Write out each line of the material again, word for word.

* BEGIN RAW RECORDS *

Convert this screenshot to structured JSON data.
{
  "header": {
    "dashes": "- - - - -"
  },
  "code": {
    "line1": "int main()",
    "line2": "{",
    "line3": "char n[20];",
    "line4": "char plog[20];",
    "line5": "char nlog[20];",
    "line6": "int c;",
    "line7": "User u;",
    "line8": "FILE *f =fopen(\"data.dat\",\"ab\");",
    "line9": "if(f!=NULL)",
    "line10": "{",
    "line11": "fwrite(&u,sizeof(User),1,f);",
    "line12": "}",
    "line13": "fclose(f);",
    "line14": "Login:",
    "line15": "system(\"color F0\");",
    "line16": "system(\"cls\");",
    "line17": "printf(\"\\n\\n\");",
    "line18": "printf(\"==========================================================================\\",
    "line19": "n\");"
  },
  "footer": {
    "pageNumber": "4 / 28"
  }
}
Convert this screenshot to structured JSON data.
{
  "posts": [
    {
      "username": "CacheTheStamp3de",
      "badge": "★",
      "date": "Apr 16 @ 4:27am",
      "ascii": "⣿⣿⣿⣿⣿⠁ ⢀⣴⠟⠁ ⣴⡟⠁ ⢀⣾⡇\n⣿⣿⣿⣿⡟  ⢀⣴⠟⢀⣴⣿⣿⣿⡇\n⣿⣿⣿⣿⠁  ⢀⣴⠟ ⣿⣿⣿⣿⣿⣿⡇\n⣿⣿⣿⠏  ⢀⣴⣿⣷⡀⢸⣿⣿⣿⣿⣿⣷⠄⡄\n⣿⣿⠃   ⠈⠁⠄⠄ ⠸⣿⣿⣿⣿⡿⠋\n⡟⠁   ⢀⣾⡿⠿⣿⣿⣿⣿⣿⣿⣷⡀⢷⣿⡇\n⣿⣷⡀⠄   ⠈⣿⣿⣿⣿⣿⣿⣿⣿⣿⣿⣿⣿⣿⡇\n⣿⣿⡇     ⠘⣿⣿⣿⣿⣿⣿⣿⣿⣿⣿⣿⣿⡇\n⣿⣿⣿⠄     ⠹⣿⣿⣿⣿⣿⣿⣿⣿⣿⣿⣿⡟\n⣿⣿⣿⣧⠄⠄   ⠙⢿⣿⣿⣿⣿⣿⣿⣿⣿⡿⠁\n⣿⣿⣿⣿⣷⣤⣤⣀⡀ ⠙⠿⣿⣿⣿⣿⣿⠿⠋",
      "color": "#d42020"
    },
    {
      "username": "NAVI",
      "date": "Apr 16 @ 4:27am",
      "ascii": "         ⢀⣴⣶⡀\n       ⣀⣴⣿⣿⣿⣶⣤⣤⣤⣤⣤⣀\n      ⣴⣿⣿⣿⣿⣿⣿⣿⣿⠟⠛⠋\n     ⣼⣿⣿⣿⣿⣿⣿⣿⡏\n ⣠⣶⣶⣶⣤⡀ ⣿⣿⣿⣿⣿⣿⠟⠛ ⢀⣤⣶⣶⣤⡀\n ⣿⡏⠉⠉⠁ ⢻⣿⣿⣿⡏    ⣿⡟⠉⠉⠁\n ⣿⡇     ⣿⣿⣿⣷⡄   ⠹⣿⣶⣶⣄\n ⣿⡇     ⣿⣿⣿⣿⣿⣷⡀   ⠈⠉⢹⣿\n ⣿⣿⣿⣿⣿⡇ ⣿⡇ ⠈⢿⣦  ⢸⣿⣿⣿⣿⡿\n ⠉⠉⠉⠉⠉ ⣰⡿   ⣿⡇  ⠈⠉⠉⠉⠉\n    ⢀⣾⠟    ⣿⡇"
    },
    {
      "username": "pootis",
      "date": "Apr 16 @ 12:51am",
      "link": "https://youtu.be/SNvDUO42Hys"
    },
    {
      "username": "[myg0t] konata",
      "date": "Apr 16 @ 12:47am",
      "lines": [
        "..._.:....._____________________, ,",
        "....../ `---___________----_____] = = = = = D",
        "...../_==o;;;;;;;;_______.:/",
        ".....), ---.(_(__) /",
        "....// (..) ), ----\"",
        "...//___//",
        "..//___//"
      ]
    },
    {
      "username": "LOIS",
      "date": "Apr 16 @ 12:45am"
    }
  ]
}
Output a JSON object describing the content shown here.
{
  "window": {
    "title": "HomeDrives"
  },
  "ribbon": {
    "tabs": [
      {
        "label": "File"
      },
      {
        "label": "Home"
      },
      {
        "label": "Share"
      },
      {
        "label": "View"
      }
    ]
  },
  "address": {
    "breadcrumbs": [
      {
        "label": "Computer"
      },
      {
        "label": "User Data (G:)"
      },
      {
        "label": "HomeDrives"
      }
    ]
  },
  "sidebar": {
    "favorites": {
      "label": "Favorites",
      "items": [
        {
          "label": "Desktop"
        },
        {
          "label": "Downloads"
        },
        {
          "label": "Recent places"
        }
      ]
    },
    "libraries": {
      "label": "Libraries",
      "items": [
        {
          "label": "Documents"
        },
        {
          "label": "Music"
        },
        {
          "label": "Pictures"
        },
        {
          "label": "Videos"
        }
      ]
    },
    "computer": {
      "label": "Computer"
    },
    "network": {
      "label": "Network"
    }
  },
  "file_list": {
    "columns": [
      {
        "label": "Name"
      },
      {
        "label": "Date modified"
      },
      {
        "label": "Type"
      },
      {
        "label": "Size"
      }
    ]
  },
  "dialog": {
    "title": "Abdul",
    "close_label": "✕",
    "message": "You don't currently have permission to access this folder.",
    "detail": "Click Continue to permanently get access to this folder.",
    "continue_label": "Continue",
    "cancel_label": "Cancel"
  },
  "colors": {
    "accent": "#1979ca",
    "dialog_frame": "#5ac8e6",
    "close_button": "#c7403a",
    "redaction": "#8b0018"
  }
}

* END RAW RECORDS *

• **SOLUTION**
Convert this screenshot to structured JSON data.
{
  "header": {
    "dashes": "- - - - -"
  },
  "code": {
    "line1": "int main()",
    "line2": "{",
    "line3": "char n[20];",
    "line4": "char plog[20];",
    "line5": "char nlog[20];",
    "line6": "int c;",
    "line7": "User u;",
    "line8": "FILE *f =fopen(\"data.dat\",\"ab\");",
    "line9": "if(f!=NULL)",
    "line10": "{",
    "line11": "fwrite(&u,sizeof(User),1,f);",
    "line12": "}",
    "line13": "fclose(f);",
    "line14": "Login:",
    "line15": "system(\"color F0\");",
    "line16": "system(\"cls\");",
    "line17": "printf(\"\\n\\n\");",
    "line18": "printf(\"==========================================================================\\",
    "line19": "n\");"
  },
  "footer": {
    "pageNumber": "4 / 28"
  }
}
Convert this screenshot to structured JSON data.
{
  "posts": [
    {
      "username": "CacheTheStamp3de",
      "badge": "★",
      "date": "Apr 16 @ 4:27am",
      "ascii": "⣿⣿⣿⣿⣿⠁ ⢀⣴⠟⠁ ⣴⡟⠁ ⢀⣾⡇\n⣿⣿⣿⣿⡟  ⢀⣴⠟⢀⣴⣿⣿⣿⡇\n⣿⣿⣿⣿⠁  ⢀⣴⠟ ⣿⣿⣿⣿⣿⣿⡇\n⣿⣿⣿⠏  ⢀⣴⣿⣷⡀⢸⣿⣿⣿⣿⣿⣷⠄⡄\n⣿⣿⠃   ⠈⠁⠄⠄ ⠸⣿⣿⣿⣿⡿⠋\n⡟⠁   ⢀⣾⡿⠿⣿⣿⣿⣿⣿⣿⣷⡀⢷⣿⡇\n⣿⣷⡀⠄   ⠈⣿⣿⣿⣿⣿⣿⣿⣿⣿⣿⣿⣿⣿⡇\n⣿⣿⡇     ⠘⣿⣿⣿⣿⣿⣿⣿⣿⣿⣿⣿⣿⡇\n⣿⣿⣿⠄     ⠹⣿⣿⣿⣿⣿⣿⣿⣿⣿⣿⣿⡟\n⣿⣿⣿⣧⠄⠄   ⠙⢿⣿⣿⣿⣿⣿⣿⣿⣿⡿⠁\n⣿⣿⣿⣿⣷⣤⣤⣀⡀ ⠙⠿⣿⣿⣿⣿⣿⠿⠋",
      "color": "#d42020"
    },
    {
      "username": "NAVI",
      "date": "Apr 16 @ 4:27am",
      "ascii": "         ⢀⣴⣶⡀\n       ⣀⣴⣿⣿⣿⣶⣤⣤⣤⣤⣤⣀\n      ⣴⣿⣿⣿⣿⣿⣿⣿⣿⠟⠛⠋\n     ⣼⣿⣿⣿⣿⣿⣿⣿⡏\n ⣠⣶⣶⣶⣤⡀ ⣿⣿⣿⣿⣿⣿⠟⠛ ⢀⣤⣶⣶⣤⡀\n ⣿⡏⠉⠉⠁ ⢻⣿⣿⣿⡏    ⣿⡟⠉⠉⠁\n ⣿⡇     ⣿⣿⣿⣷⡄   ⠹⣿⣶⣶⣄\n ⣿⡇     ⣿⣿⣿⣿⣿⣷⡀   ⠈⠉⢹⣿\n ⣿⣿⣿⣿⣿⡇ ⣿⡇ ⠈⢿⣦  ⢸⣿⣿⣿⣿⡿\n ⠉⠉⠉⠉⠉ ⣰⡿   ⣿⡇  ⠈⠉⠉⠉⠉\n    ⢀⣾⠟    ⣿⡇"
    },
    {
      "username": "pootis",
      "date": "Apr 16 @ 12:51am",
      "link": "https://youtu.be/SNvDUO42Hys"
    },
    {
      "username": "[myg0t] konata",
      "date": "Apr 16 @ 12:47am",
      "lines": [
        "..._.:....._____________________, ,",
        "....../ `---___________----_____] = = = = = D",
        "...../_==o;;;;;;;;_______.:/",
        ".....), ---.(_(__) /",
        "....// (..) ), ----\"",
        "...//___//",
        "..//___//"
      ]
    },
    {
      "username": "LOIS",
      "date": "Apr 16 @ 12:45am"
    }
  ]
}
Output a JSON object describing the content shown here.
{
  "window": {
    "title": "HomeDrives"
  },
  "ribbon": {
    "tabs": [
      {
        "label": "File"
      },
      {
        "label": "Home"
      },
      {
        "label": "Share"
      },
      {
        "label": "View"
      }
    ]
  },
  "address": {
    "breadcrumbs": [
      {
        "label": "Computer"
      },
      {
        "label": "User Data (G:)"
      },
      {
        "label": "HomeDrives"
      }
    ]
  },
  "sidebar": {
    "favorites": {
      "label": "Favorites",
      "items": [
        {
          "label": "Desktop"
        },
        {
          "label": "Downloads"
        },
        {
          "label": "Recent places"
        }
      ]
    },
    "libraries": {
      "label": "Libraries",
      "items": [
        {
          "label": "Documents"
        },
        {
          "label": "Music"
        },
        {
          "label": "Pictures"
        },
        {
          "label": "Videos"
        }
      ]
    },
    "computer": {
      "label": "Computer"
    },
    "network": {
      "label": "Network"
    }
  },
  "file_list": {
    "columns": [
      {
        "label": "Name"
      },
      {
        "label": "Date modified"
      },
      {
        "label": "Type"
      },
      {
        "label": "Size"
      }
    ]
  },
  "dialog": {
    "title": "Abdul",
    "close_label": "✕",
    "message": "You don't currently have permission to access this folder.",
    "detail": "Click Continue to permanently get access to this folder.",
    "continue_label": "Continue",
    "cancel_label": "Cancel"
  },
  "colors": {
    "accent": "#1979ca",
    "dialog_frame": "#5ac8e6",
    "close_button": "#c7403a",
    "redaction": "#8b0018"
  }
}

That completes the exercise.